■ PROBLEM DESCRIPTION
The exercise asks you to copy every line below in which "Large" appears.

Data entries for graphics
######
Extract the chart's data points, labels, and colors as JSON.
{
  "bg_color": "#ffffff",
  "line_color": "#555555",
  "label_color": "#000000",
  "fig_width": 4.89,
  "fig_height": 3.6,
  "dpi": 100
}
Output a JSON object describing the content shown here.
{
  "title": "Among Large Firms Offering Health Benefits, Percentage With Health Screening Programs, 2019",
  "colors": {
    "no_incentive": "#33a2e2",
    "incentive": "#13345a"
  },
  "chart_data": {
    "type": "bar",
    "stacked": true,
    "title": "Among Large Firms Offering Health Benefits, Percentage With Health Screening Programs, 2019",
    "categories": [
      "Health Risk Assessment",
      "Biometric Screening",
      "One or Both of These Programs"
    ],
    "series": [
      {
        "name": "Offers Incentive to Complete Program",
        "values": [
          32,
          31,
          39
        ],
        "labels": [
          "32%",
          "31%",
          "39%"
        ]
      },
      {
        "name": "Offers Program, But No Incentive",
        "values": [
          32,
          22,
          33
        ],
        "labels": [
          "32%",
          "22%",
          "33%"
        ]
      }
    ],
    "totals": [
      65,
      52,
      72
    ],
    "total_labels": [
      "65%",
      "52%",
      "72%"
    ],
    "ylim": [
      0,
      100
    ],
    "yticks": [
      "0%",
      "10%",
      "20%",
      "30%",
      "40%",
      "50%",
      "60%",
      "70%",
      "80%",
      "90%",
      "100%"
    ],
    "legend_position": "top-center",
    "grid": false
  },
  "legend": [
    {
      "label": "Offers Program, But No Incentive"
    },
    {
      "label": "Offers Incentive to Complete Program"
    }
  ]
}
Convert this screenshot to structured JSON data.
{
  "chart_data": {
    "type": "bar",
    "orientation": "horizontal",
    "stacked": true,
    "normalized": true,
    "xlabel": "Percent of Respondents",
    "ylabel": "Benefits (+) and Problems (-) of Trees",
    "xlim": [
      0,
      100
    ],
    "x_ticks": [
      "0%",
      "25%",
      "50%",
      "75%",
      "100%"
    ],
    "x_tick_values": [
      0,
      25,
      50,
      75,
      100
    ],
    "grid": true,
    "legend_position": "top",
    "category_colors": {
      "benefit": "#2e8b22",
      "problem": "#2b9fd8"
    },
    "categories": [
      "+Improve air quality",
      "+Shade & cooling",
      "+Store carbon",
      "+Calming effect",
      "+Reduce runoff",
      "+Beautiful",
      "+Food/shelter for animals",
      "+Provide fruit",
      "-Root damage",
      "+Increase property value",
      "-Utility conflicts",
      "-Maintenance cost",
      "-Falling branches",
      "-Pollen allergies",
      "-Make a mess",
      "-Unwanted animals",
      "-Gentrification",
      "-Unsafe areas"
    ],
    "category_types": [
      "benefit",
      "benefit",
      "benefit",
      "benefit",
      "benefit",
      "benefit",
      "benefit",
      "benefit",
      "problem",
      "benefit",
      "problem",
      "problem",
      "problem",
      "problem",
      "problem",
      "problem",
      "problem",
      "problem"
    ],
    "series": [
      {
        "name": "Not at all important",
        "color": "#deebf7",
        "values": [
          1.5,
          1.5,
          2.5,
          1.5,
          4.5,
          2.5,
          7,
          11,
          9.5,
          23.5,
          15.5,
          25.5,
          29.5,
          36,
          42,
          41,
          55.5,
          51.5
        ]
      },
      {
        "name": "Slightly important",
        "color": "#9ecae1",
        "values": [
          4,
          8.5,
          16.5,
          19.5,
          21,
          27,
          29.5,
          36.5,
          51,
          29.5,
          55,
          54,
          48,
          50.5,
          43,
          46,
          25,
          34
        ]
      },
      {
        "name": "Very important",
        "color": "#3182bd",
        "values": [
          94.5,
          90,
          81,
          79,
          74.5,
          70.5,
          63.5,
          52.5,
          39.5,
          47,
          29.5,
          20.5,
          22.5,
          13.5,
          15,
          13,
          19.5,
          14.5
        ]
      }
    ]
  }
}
######
■ FINAL ANSWER
  "title": "Among Large Firms Offering Health Benefits, Percentage With Health Screening Programs, 2019",
    "title": "Among Large Firms Offering Health Benefits, Percentage With Health Screening Programs, 2019",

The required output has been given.